_Exercise_.
How many lines in the listing below include the word "龙凤社区"? Answer with the number and nothing else.

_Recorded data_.

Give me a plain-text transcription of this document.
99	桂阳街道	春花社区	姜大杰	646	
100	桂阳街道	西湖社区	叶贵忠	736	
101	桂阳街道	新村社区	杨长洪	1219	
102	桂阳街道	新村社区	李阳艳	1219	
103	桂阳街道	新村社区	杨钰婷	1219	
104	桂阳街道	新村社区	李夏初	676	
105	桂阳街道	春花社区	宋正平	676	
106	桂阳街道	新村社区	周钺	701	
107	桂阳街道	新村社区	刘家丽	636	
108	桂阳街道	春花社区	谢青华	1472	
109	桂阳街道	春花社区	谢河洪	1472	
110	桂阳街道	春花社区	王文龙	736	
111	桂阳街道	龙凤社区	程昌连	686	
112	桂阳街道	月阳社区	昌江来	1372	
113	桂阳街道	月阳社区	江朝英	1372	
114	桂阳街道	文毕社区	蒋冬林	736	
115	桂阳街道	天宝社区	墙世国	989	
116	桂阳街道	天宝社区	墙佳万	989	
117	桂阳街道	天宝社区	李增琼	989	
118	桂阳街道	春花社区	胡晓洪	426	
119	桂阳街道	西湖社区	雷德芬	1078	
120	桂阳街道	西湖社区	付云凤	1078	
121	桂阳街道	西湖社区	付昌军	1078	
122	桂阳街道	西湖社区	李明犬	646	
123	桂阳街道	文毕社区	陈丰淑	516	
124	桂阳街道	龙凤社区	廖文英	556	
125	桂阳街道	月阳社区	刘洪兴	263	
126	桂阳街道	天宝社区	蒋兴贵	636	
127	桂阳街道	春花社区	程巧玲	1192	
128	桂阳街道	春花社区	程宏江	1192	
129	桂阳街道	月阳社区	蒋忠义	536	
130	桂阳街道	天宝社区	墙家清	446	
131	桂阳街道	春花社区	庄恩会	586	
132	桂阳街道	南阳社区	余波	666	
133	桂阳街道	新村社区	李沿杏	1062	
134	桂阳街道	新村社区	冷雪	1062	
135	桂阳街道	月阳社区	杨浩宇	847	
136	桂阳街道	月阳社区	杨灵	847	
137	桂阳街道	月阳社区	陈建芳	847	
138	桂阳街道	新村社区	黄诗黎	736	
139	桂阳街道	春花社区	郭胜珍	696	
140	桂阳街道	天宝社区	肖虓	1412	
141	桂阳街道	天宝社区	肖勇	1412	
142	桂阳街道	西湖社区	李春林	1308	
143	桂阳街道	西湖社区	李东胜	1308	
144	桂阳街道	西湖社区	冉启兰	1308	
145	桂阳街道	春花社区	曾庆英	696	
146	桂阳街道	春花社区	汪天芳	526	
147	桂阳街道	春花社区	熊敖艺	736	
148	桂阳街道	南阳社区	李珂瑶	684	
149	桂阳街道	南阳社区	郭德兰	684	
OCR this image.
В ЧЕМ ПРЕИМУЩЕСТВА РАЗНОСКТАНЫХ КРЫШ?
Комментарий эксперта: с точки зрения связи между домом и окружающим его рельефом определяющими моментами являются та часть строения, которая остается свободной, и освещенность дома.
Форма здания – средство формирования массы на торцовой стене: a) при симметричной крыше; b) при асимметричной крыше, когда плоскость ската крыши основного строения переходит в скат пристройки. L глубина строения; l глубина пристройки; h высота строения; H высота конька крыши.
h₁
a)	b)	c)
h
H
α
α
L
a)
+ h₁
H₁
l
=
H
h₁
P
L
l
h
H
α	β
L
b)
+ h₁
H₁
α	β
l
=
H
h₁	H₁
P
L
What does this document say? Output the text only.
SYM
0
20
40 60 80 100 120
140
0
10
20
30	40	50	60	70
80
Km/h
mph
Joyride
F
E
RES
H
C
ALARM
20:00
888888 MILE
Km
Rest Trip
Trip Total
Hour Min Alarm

_Task answer_.
2